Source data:
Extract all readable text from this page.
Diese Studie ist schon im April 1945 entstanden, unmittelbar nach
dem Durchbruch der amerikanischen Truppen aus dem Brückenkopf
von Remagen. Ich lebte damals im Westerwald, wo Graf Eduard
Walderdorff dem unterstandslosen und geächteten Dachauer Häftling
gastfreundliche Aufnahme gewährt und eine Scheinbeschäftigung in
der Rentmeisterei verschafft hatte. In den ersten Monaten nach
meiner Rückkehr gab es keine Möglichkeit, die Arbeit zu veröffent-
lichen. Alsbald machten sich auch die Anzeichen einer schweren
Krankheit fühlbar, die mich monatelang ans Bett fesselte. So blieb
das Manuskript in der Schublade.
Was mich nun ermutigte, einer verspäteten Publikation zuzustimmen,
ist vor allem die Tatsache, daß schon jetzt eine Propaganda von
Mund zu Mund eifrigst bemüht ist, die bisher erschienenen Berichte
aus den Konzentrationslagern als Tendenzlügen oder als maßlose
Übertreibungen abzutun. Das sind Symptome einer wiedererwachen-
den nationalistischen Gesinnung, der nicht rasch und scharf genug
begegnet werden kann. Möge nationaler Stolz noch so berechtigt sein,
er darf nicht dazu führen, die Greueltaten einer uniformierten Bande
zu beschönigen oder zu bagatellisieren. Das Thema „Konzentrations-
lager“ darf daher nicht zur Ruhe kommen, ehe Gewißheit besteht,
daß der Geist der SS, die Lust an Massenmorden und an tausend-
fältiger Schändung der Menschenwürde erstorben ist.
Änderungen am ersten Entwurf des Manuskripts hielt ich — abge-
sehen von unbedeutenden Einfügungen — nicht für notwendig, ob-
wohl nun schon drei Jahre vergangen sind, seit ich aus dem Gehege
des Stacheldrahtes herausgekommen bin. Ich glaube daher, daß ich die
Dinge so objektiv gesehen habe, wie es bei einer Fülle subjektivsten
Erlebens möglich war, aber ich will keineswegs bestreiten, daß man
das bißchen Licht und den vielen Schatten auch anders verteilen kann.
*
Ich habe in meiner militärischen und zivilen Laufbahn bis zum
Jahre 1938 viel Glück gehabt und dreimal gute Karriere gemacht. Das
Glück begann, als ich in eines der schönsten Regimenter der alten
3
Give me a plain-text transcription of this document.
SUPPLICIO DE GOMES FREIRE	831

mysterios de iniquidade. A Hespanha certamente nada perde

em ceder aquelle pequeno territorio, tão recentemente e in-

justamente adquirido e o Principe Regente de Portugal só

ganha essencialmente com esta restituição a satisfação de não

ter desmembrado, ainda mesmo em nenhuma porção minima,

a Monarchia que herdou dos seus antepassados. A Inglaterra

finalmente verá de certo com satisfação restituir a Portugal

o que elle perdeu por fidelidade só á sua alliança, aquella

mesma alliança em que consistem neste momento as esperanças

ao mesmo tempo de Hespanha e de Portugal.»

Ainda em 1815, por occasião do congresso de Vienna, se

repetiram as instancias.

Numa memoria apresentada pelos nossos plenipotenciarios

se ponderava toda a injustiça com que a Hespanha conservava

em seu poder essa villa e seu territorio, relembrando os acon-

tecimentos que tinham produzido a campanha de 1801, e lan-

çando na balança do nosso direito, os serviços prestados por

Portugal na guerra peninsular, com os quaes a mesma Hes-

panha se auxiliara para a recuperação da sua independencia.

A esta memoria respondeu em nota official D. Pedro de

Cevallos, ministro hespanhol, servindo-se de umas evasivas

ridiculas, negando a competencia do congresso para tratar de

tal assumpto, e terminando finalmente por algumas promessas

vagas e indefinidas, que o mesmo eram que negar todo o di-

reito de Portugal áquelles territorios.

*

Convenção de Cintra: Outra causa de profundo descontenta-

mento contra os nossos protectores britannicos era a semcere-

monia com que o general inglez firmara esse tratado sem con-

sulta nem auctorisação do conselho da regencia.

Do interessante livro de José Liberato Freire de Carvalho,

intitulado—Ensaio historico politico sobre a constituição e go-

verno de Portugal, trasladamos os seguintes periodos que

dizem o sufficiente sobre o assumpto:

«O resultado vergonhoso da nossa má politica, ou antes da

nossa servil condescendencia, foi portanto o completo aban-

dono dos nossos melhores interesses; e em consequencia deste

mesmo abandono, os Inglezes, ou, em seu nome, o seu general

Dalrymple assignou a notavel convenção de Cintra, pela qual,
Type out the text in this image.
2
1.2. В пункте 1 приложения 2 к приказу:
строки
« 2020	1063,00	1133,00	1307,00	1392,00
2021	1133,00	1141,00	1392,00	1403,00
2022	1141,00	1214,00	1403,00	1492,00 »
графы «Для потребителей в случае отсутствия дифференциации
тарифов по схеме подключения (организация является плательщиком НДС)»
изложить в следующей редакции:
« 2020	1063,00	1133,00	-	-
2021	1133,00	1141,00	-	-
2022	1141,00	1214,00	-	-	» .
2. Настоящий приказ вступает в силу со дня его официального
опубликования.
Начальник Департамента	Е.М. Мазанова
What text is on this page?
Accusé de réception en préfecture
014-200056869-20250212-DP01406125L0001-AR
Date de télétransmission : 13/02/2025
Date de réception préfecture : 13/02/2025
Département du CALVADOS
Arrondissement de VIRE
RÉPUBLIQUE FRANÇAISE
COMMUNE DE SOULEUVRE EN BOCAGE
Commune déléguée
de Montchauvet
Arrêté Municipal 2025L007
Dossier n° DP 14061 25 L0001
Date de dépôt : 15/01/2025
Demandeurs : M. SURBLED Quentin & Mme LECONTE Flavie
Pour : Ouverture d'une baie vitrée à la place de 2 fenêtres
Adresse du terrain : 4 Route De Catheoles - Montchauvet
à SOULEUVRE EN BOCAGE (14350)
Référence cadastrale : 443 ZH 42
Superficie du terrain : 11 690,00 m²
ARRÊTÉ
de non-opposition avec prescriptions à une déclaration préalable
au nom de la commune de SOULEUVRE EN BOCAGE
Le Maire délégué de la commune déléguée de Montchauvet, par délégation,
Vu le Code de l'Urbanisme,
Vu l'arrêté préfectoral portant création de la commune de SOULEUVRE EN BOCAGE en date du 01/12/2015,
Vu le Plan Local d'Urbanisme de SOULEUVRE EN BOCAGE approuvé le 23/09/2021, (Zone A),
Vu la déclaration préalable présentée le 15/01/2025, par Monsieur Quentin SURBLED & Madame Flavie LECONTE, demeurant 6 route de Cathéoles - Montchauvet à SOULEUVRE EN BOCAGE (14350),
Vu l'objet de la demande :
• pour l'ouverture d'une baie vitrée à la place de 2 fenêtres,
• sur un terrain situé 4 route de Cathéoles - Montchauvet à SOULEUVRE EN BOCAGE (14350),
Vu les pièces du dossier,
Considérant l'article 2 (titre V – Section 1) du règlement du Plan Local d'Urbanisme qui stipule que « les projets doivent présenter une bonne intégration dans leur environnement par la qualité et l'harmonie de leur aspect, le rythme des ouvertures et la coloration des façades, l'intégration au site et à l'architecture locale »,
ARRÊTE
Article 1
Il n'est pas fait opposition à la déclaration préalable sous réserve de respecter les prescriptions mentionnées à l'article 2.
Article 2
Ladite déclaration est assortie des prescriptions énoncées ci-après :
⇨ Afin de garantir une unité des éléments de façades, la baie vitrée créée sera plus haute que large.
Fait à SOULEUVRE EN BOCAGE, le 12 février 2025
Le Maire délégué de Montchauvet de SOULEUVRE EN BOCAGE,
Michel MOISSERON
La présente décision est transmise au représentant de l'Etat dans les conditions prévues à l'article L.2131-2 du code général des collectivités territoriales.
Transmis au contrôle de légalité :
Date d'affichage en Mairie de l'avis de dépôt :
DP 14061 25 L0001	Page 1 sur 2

> **Requirement**
Return the whole listing exactly, with every line included.

> **Response to this task**
Extract all readable text from this page.
Diese Studie ist schon im April 1945 entstanden, unmittelbar nach
dem Durchbruch der amerikanischen Truppen aus dem Brückenkopf
von Remagen. Ich lebte damals im Westerwald, wo Graf Eduard
Walderdorff dem unterstandslosen und geächteten Dachauer Häftling
gastfreundliche Aufnahme gewährt und eine Scheinbeschäftigung in
der Rentmeisterei verschafft hatte. In den ersten Monaten nach
meiner Rückkehr gab es keine Möglichkeit, die Arbeit zu veröffent-
lichen. Alsbald machten sich auch die Anzeichen einer schweren
Krankheit fühlbar, die mich monatelang ans Bett fesselte. So blieb
das Manuskript in der Schublade.
Was mich nun ermutigte, einer verspäteten Publikation zuzustimmen,
ist vor allem die Tatsache, daß schon jetzt eine Propaganda von
Mund zu Mund eifrigst bemüht ist, die bisher erschienenen Berichte
aus den Konzentrationslagern als Tendenzlügen oder als maßlose
Übertreibungen abzutun. Das sind Symptome einer wiedererwachen-
den nationalistischen Gesinnung, der nicht rasch und scharf genug
begegnet werden kann. Möge nationaler Stolz noch so berechtigt sein,
er darf nicht dazu führen, die Greueltaten einer uniformierten Bande
zu beschönigen oder zu bagatellisieren. Das Thema „Konzentrations-
lager“ darf daher nicht zur Ruhe kommen, ehe Gewißheit besteht,
daß der Geist der SS, die Lust an Massenmorden und an tausend-
fältiger Schändung der Menschenwürde erstorben ist.
Änderungen am ersten Entwurf des Manuskripts hielt ich — abge-
sehen von unbedeutenden Einfügungen — nicht für notwendig, ob-
wohl nun schon drei Jahre vergangen sind, seit ich aus dem Gehege
des Stacheldrahtes herausgekommen bin. Ich glaube daher, daß ich die
Dinge so objektiv gesehen habe, wie es bei einer Fülle subjektivsten
Erlebens möglich war, aber ich will keineswegs bestreiten, daß man
das bißchen Licht und den vielen Schatten auch anders verteilen kann.
*
Ich habe in meiner militärischen und zivilen Laufbahn bis zum
Jahre 1938 viel Glück gehabt und dreimal gute Karriere gemacht. Das
Glück begann, als ich in eines der schönsten Regimenter der alten
3
Give me a plain-text transcription of this document.
SUPPLICIO DE GOMES FREIRE	831

mysterios de iniquidade. A Hespanha certamente nada perde

em ceder aquelle pequeno territorio, tão recentemente e in-

justamente adquirido e o Principe Regente de Portugal só

ganha essencialmente com esta restituição a satisfação de não

ter desmembrado, ainda mesmo em nenhuma porção minima,

a Monarchia que herdou dos seus antepassados. A Inglaterra

finalmente verá de certo com satisfação restituir a Portugal

o que elle perdeu por fidelidade só á sua alliança, aquella

mesma alliança em que consistem neste momento as esperanças

ao mesmo tempo de Hespanha e de Portugal.»

Ainda em 1815, por occasião do congresso de Vienna, se

repetiram as instancias.

Numa memoria apresentada pelos nossos plenipotenciarios

se ponderava toda a injustiça com que a Hespanha conservava

em seu poder essa villa e seu territorio, relembrando os acon-

tecimentos que tinham produzido a campanha de 1801, e lan-

çando na balança do nosso direito, os serviços prestados por

Portugal na guerra peninsular, com os quaes a mesma Hes-

panha se auxiliara para a recuperação da sua independencia.

A esta memoria respondeu em nota official D. Pedro de

Cevallos, ministro hespanhol, servindo-se de umas evasivas

ridiculas, negando a competencia do congresso para tratar de

tal assumpto, e terminando finalmente por algumas promessas

vagas e indefinidas, que o mesmo eram que negar todo o di-

reito de Portugal áquelles territorios.

*

Convenção de Cintra: Outra causa de profundo descontenta-

mento contra os nossos protectores britannicos era a semcere-

monia com que o general inglez firmara esse tratado sem con-

sulta nem auctorisação do conselho da regencia.

Do interessante livro de José Liberato Freire de Carvalho,

intitulado—Ensaio historico politico sobre a constituição e go-

verno de Portugal, trasladamos os seguintes periodos que

dizem o sufficiente sobre o assumpto:

«O resultado vergonhoso da nossa má politica, ou antes da

nossa servil condescendencia, foi portanto o completo aban-

dono dos nossos melhores interesses; e em consequencia deste

mesmo abandono, os Inglezes, ou, em seu nome, o seu general

Dalrymple assignou a notavel convenção de Cintra, pela qual,
Type out the text in this image.
2
1.2. В пункте 1 приложения 2 к приказу:
строки
« 2020	1063,00	1133,00	1307,00	1392,00
2021	1133,00	1141,00	1392,00	1403,00
2022	1141,00	1214,00	1403,00	1492,00 »
графы «Для потребителей в случае отсутствия дифференциации
тарифов по схеме подключения (организация является плательщиком НДС)»
изложить в следующей редакции:
« 2020	1063,00	1133,00	-	-
2021	1133,00	1141,00	-	-
2022	1141,00	1214,00	-	-	» .
2. Настоящий приказ вступает в силу со дня его официального
опубликования.
Начальник Департамента	Е.М. Мазанова
What text is on this page?
Accusé de réception en préfecture
014-200056869-20250212-DP01406125L0001-AR
Date de télétransmission : 13/02/2025
Date de réception préfecture : 13/02/2025
Département du CALVADOS
Arrondissement de VIRE
RÉPUBLIQUE FRANÇAISE
COMMUNE DE SOULEUVRE EN BOCAGE
Commune déléguée
de Montchauvet
Arrêté Municipal 2025L007
Dossier n° DP 14061 25 L0001
Date de dépôt : 15/01/2025
Demandeurs : M. SURBLED Quentin & Mme LECONTE Flavie
Pour : Ouverture d'une baie vitrée à la place de 2 fenêtres
Adresse du terrain : 4 Route De Catheoles - Montchauvet
à SOULEUVRE EN BOCAGE (14350)
Référence cadastrale : 443 ZH 42
Superficie du terrain : 11 690,00 m²
ARRÊTÉ
de non-opposition avec prescriptions à une déclaration préalable
au nom de la commune de SOULEUVRE EN BOCAGE
Le Maire délégué de la commune déléguée de Montchauvet, par délégation,
Vu le Code de l'Urbanisme,
Vu l'arrêté préfectoral portant création de la commune de SOULEUVRE EN BOCAGE en date du 01/12/2015,
Vu le Plan Local d'Urbanisme de SOULEUVRE EN BOCAGE approuvé le 23/09/2021, (Zone A),
Vu la déclaration préalable présentée le 15/01/2025, par Monsieur Quentin SURBLED & Madame Flavie LECONTE, demeurant 6 route de Cathéoles - Montchauvet à SOULEUVRE EN BOCAGE (14350),
Vu l'objet de la demande :
• pour l'ouverture d'une baie vitrée à la place de 2 fenêtres,
• sur un terrain situé 4 route de Cathéoles - Montchauvet à SOULEUVRE EN BOCAGE (14350),
Vu les pièces du dossier,
Considérant l'article 2 (titre V – Section 1) du règlement du Plan Local d'Urbanisme qui stipule que « les projets doivent présenter une bonne intégration dans leur environnement par la qualité et l'harmonie de leur aspect, le rythme des ouvertures et la coloration des façades, l'intégration au site et à l'architecture locale »,
ARRÊTE
Article 1
Il n'est pas fait opposition à la déclaration préalable sous réserve de respecter les prescriptions mentionnées à l'article 2.
Article 2
Ladite déclaration est assortie des prescriptions énoncées ci-après :
⇨ Afin de garantir une unité des éléments de façades, la baie vitrée créée sera plus haute que large.
Fait à SOULEUVRE EN BOCAGE, le 12 février 2025
Le Maire délégué de Montchauvet de SOULEUVRE EN BOCAGE,
Michel MOISSERON
La présente décision est transmise au représentant de l'Etat dans les conditions prévues à l'article L.2131-2 du code général des collectivités territoriales.
Transmis au contrôle de légalité :
Date d'affichage en Mairie de l'avis de dépôt :
DP 14061 25 L0001	Page 1 sur 2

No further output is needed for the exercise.